▶ **Material shown**

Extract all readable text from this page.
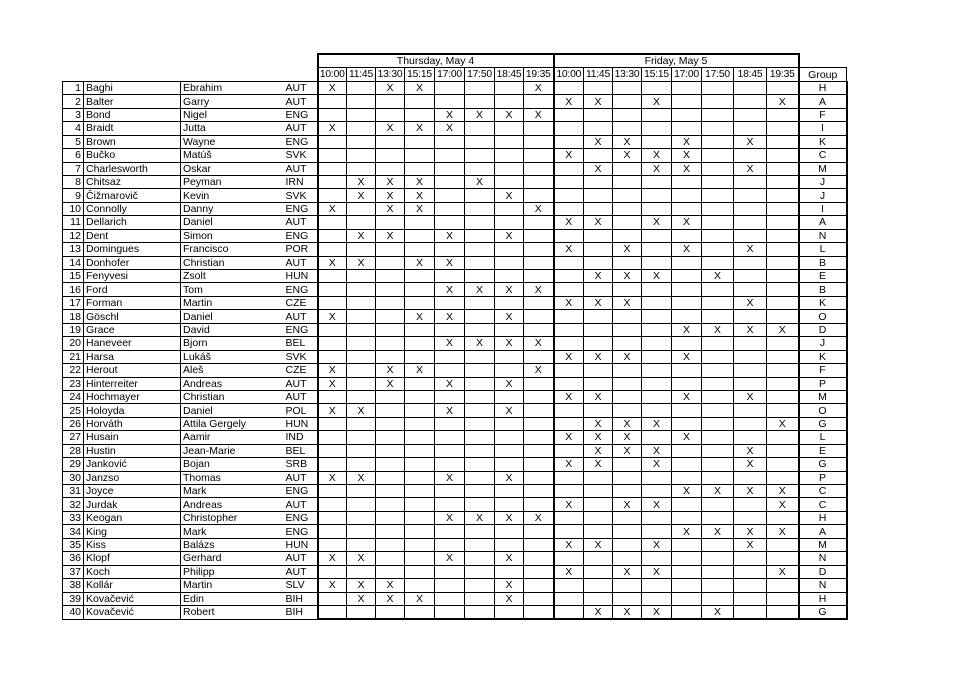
				Thursday, May 4								Friday, May 5								
				10:00	11:45	13:30	15:15	17:00	17:50	18:45	19:35	10:00	11:45	13:30	15:15	17:00	17:50	18:45	19:35	Group
1	Baghi	Ebrahim	AUT	X		X	X				X									H
2	Balter	Garry	AUT									X	X		X				X	A
3	Bond	Nigel	ENG					X	X	X	X									F
4	Braidt	Jutta	AUT	X		X	X	X												I
5	Brown	Wayne	ENG										X	X		X		X		K
6	Bučko	Matúš	SVK									X		X	X	X				C
7	Charlesworth	Oskar	AUT										X		X	X		X		M
8	Chitsaz	Peyman	IRN		X	X	X		X											J
9	Čižmarovič	Kevin	SVK		X	X	X			X										J
10	Connolly	Danny	ENG	X		X	X				X									I
11	Dellarich	Daniel	AUT									X	X		X	X				A
12	Dent	Simon	ENG		X	X		X		X										N
13	Domingues	Francisco	POR									X		X		X		X		L
14	Donhofer	Christian	AUT	X	X		X	X												B
15	Fenyvesi	Zsolt	HUN										X	X	X		X			E
16	Ford	Tom	ENG					X	X	X	X									B
17	Forman	Martin	CZE									X	X	X				X		K
18	Göschl	Daniel	AUT	X			X	X		X										O
19	Grace	David	ENG													X	X	X	X	D
20	Haneveer	Bjorn	BEL					X	X	X	X									J
21	Harsa	Lukáš	SVK									X	X	X		X				K
22	Herout	Aleš	CZE	X		X	X				X									F
23	Hinterreiter	Andreas	AUT	X		X		X		X										P
24	Hochmayer	Christian	AUT									X	X			X		X		M
25	Holoyda	Daniel	POL	X	X			X		X										O
26	Horváth	Attila Gergely	HUN										X	X	X				X	G
27	Husain	Aamir	IND									X	X	X		X				L
28	Hustin	Jean-Marie	BEL										X	X	X			X		E
29	Janković	Bojan	SRB									X	X		X			X		G
30	Janzso	Thomas	AUT	X	X			X		X										P
31	Joyce	Mark	ENG													X	X	X	X	C
32	Jurdak	Andreas	AUT									X		X	X				X	C
33	Keogan	Christopher	ENG					X	X	X	X									H
34	King	Mark	ENG													X	X	X	X	A
35	Kiss	Balázs	HUN									X	X		X			X		M
36	Klopf	Gerhard	AUT	X	X			X		X										N
37	Koch	Philipp	AUT									X		X	X				X	D
38	Kollár	Martin	SLV	X	X	X				X										N
39	Kovačević	Edin	BIH		X	X	X			X										H
40	Kovačević	Robert	BIH										X	X	X		X			G
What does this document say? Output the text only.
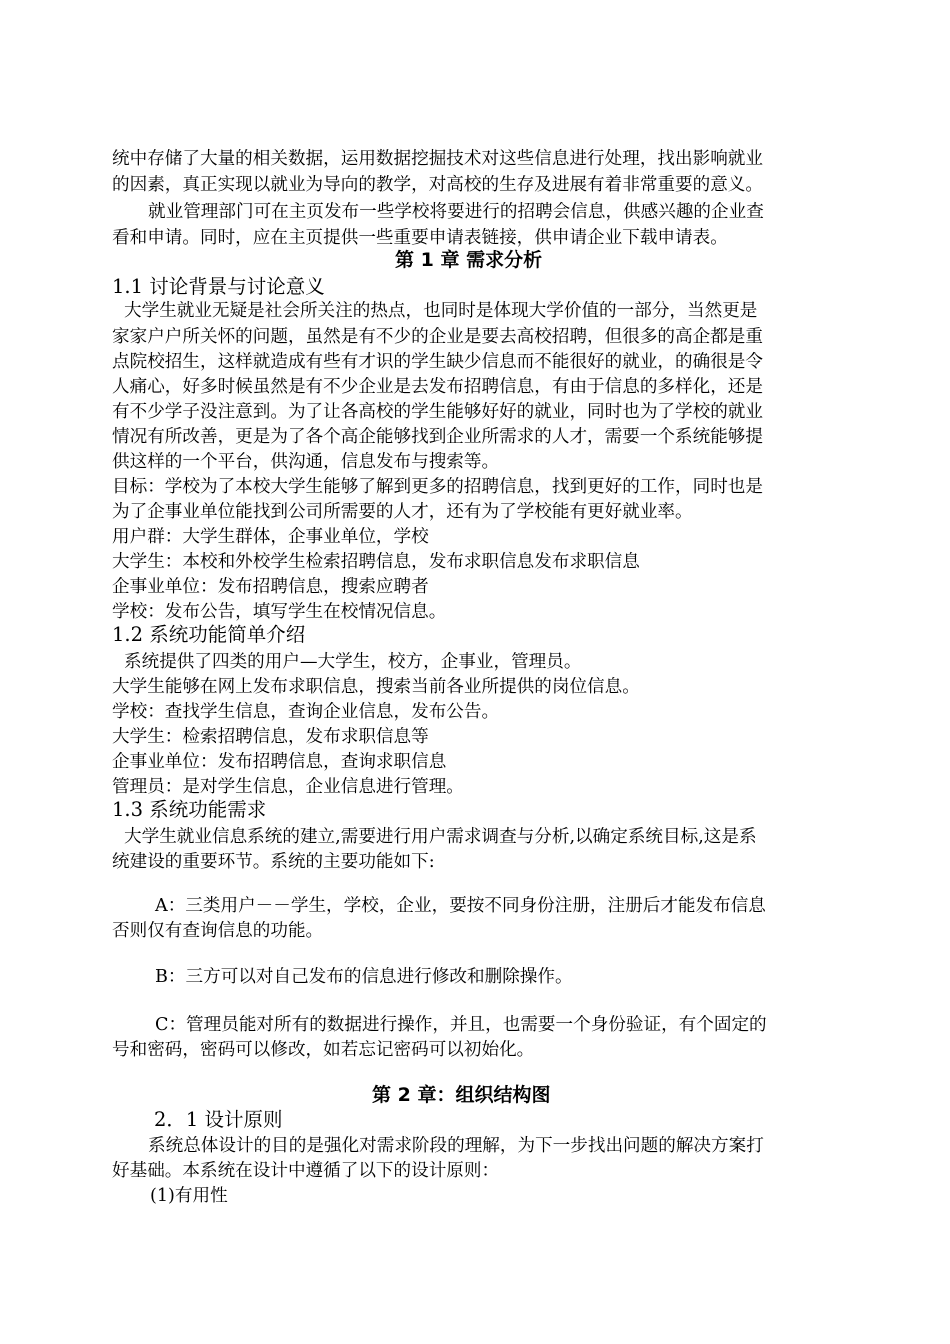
统中存储了大量的相关数据，运用数据挖掘技术对这些信息进行处理，找出影响就业
的因素，真正实现以就业为导向的教学，对高校的生存及进展有着非常重要的意义。
就业管理部门可在主页发布一些学校将要进行的招聘会信息，供感兴趣的企业查
看和申请。同时，应在主页提供一些重要申请表链接，供申请企业下载申请表。
第 1 章 需求分析
1.1 讨论背景与讨论意义
大学生就业无疑是社会所关注的热点，也同时是体现大学价值的一部分，当然更是
家家户户所关怀的问题，虽然是有不少的企业是要去高校招聘，但很多的高企都是重
点院校招生，这样就造成有些有才识的学生缺少信息而不能很好的就业，的确很是令
人痛心，好多时候虽然是有不少企业是去发布招聘信息，有由于信息的多样化，还是
有不少学子没注意到。为了让各高校的学生能够好好的就业，同时也为了学校的就业
情况有所改善，更是为了各个高企能够找到企业所需求的人才，需要一个系统能够提
供这样的一个平台，供沟通，信息发布与搜索等。
目标：学校为了本校大学生能够了解到更多的招聘信息，找到更好的工作，同时也是
为了企事业单位能找到公司所需要的人才，还有为了学校能有更好就业率。
用户群：大学生群体，企事业单位，学校
大学生：本校和外校学生检索招聘信息，发布求职信息发布求职信息
企事业单位：发布招聘信息，搜索应聘者
学校：发布公告，填写学生在校情况信息。
1.2 系统功能简单介绍
系统提供了四类的用户—大学生，校方，企事业，管理员。
大学生能够在网上发布求职信息，搜索当前各业所提供的岗位信息。
学校：查找学生信息，查询企业信息，发布公告。
大学生：检索招聘信息，发布求职信息等
企事业单位：发布招聘信息，查询求职信息
管理员：是对学生信息，企业信息进行管理。
1.3 系统功能需求
大学生就业信息系统的建立,需要进行用户需求调查与分析,以确定系统目标,这是系
统建设的重要环节。系统的主要功能如下:
A：三类用户－－学生，学校，企业，要按不同身份注册，注册后才能发布信息
否则仅有查询信息的功能。
B：三方可以对自己发布的信息进行修改和删除操作。
C：管理员能对所有的数据进行操作，并且，也需要一个身份验证，有个固定的
号和密码，密码可以修改，如若忘记密码可以初始化。
第 2 章：组织结构图
2．1 设计原则
系统总体设计的目的是强化对需求阶段的理解，为下一步找出问题的解决方案打
好基础。本系统在设计中遵循了以下的设计原则：
(1)有用性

▶ **Work to be completed**
Leave out every picture, and repeat word for word only the lines from the one holding "What does this" through the end of the entries above, both ends included.

▶ **Answer**
What does this document say? Output the text only.
统中存储了大量的相关数据，运用数据挖掘技术对这些信息进行处理，找出影响就业
的因素，真正实现以就业为导向的教学，对高校的生存及进展有着非常重要的意义。
就业管理部门可在主页发布一些学校将要进行的招聘会信息，供感兴趣的企业查
看和申请。同时，应在主页提供一些重要申请表链接，供申请企业下载申请表。
第 1 章 需求分析
1.1 讨论背景与讨论意义
大学生就业无疑是社会所关注的热点，也同时是体现大学价值的一部分，当然更是
家家户户所关怀的问题，虽然是有不少的企业是要去高校招聘，但很多的高企都是重
点院校招生，这样就造成有些有才识的学生缺少信息而不能很好的就业，的确很是令
人痛心，好多时候虽然是有不少企业是去发布招聘信息，有由于信息的多样化，还是
有不少学子没注意到。为了让各高校的学生能够好好的就业，同时也为了学校的就业
情况有所改善，更是为了各个高企能够找到企业所需求的人才，需要一个系统能够提
供这样的一个平台，供沟通，信息发布与搜索等。
目标：学校为了本校大学生能够了解到更多的招聘信息，找到更好的工作，同时也是
为了企事业单位能找到公司所需要的人才，还有为了学校能有更好就业率。
用户群：大学生群体，企事业单位，学校
大学生：本校和外校学生检索招聘信息，发布求职信息发布求职信息
企事业单位：发布招聘信息，搜索应聘者
学校：发布公告，填写学生在校情况信息。
1.2 系统功能简单介绍
系统提供了四类的用户—大学生，校方，企事业，管理员。
大学生能够在网上发布求职信息，搜索当前各业所提供的岗位信息。
学校：查找学生信息，查询企业信息，发布公告。
大学生：检索招聘信息，发布求职信息等
企事业单位：发布招聘信息，查询求职信息
管理员：是对学生信息，企业信息进行管理。
1.3 系统功能需求
大学生就业信息系统的建立,需要进行用户需求调查与分析,以确定系统目标,这是系
统建设的重要环节。系统的主要功能如下:
A：三类用户－－学生，学校，企业，要按不同身份注册，注册后才能发布信息
否则仅有查询信息的功能。
B：三方可以对自己发布的信息进行修改和删除操作。
C：管理员能对所有的数据进行操作，并且，也需要一个身份验证，有个固定的
号和密码，密码可以修改，如若忘记密码可以初始化。
第 2 章：组织结构图
2．1 设计原则
系统总体设计的目的是强化对需求阶段的理解，为下一步找出问题的解决方案打
好基础。本系统在设计中遵循了以下的设计原则：
(1)有用性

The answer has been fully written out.